* begin INPUT *

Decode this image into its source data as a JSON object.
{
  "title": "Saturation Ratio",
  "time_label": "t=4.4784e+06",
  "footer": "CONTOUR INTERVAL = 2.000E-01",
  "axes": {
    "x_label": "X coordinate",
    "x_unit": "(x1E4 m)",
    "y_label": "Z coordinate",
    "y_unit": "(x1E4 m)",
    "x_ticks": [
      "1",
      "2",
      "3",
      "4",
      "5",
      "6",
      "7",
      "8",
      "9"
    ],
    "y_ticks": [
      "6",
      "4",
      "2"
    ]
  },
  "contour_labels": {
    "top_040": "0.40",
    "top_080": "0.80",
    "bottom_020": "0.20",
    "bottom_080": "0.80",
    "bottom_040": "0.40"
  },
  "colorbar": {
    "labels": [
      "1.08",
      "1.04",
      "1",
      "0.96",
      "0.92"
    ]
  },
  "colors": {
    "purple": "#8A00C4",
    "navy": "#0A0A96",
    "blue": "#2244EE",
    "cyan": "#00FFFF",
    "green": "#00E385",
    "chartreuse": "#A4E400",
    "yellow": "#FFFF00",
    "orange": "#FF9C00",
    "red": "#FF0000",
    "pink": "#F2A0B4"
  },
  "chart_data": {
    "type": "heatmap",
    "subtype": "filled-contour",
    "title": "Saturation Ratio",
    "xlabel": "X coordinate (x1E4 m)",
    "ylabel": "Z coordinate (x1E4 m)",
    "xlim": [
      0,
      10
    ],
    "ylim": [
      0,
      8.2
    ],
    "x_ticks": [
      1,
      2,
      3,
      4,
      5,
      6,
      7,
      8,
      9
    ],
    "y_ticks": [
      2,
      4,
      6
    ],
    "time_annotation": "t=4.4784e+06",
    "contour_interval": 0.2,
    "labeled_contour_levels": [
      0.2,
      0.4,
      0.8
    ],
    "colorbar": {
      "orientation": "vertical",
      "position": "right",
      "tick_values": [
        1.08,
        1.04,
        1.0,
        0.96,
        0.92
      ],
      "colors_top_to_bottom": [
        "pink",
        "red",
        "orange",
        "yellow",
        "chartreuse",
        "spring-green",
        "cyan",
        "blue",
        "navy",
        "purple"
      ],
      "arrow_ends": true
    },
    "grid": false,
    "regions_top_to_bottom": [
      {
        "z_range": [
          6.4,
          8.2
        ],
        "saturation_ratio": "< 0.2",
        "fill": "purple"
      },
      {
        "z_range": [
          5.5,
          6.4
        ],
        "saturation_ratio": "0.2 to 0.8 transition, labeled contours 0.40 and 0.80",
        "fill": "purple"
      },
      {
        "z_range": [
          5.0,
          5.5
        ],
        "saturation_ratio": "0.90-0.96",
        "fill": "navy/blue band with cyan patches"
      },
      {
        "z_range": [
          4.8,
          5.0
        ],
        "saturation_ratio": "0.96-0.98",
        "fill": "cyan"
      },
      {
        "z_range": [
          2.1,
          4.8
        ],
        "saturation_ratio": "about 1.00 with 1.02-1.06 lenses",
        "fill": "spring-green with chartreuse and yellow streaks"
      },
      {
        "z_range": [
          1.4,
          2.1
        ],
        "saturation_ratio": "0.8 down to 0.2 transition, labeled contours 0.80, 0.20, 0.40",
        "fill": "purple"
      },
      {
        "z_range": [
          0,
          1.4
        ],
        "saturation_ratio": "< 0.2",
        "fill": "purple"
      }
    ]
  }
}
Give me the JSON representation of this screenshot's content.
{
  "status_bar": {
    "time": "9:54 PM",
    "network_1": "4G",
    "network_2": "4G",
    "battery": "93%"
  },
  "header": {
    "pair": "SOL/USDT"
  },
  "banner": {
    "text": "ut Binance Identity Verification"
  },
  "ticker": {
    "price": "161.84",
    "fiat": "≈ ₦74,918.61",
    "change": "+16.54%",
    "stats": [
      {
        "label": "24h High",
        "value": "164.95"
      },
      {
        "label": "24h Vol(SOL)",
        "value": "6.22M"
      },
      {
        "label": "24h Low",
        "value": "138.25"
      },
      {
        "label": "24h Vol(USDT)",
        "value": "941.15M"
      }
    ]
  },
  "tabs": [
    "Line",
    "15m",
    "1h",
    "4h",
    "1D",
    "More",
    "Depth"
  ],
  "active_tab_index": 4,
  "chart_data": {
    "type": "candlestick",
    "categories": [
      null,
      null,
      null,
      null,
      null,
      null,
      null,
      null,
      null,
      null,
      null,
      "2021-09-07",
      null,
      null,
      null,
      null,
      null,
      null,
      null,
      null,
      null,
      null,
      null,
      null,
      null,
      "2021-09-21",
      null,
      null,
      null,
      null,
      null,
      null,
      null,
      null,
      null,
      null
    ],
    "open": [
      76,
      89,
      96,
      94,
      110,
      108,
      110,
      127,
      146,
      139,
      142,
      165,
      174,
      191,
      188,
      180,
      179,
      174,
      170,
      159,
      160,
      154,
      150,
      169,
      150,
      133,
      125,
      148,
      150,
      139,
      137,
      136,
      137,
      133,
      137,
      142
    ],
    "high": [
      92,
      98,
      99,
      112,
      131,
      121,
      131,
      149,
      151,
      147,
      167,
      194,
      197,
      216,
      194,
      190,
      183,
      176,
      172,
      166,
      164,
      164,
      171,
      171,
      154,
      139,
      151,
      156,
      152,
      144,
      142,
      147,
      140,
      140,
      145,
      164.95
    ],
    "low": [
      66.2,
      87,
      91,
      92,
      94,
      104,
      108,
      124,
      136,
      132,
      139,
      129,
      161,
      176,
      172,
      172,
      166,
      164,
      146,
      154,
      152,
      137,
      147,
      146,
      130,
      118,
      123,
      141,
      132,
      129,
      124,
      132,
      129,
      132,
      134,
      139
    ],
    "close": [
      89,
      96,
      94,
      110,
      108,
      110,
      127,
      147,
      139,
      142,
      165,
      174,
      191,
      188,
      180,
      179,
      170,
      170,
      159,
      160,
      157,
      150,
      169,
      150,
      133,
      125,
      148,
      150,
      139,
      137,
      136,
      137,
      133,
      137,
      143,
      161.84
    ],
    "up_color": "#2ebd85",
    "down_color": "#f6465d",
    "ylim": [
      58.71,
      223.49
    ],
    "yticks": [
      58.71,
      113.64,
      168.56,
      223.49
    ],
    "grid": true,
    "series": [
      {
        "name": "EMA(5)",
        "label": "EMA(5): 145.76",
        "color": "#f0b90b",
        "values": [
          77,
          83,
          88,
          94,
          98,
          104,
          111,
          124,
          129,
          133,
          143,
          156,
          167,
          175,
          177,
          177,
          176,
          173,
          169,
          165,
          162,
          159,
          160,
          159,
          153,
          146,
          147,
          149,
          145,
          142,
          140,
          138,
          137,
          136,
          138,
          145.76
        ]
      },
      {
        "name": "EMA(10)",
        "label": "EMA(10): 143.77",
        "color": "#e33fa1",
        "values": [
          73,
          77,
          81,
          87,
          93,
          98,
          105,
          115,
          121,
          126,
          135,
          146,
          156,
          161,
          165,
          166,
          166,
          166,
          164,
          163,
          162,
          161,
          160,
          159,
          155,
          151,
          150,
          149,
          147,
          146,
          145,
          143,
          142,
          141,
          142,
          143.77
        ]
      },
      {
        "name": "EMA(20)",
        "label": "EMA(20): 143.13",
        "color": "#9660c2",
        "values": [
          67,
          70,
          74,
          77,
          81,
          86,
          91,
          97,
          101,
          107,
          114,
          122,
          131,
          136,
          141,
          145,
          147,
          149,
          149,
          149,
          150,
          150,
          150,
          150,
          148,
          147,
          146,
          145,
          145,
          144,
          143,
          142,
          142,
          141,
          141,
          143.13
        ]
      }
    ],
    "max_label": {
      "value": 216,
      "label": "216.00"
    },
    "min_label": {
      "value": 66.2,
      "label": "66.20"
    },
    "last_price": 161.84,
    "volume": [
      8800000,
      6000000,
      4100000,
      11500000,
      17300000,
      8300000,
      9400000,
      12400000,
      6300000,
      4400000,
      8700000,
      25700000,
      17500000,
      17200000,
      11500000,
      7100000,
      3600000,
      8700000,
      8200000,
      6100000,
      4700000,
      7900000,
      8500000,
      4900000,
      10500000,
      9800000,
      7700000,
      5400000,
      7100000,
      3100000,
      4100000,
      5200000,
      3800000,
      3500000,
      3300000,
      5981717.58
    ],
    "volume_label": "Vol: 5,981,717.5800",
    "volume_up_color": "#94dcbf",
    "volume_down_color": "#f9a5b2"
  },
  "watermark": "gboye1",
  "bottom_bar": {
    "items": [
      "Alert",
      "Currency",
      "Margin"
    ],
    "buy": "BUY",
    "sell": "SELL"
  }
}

* end INPUT *

• _PROBLEM_:
Your task is to gather every line with the word "blue" and copy it.

• _WRITTEN SOLUTION_:
    "blue": "#2244EE",
        "blue",
        "fill": "navy/blue band with cyan patches"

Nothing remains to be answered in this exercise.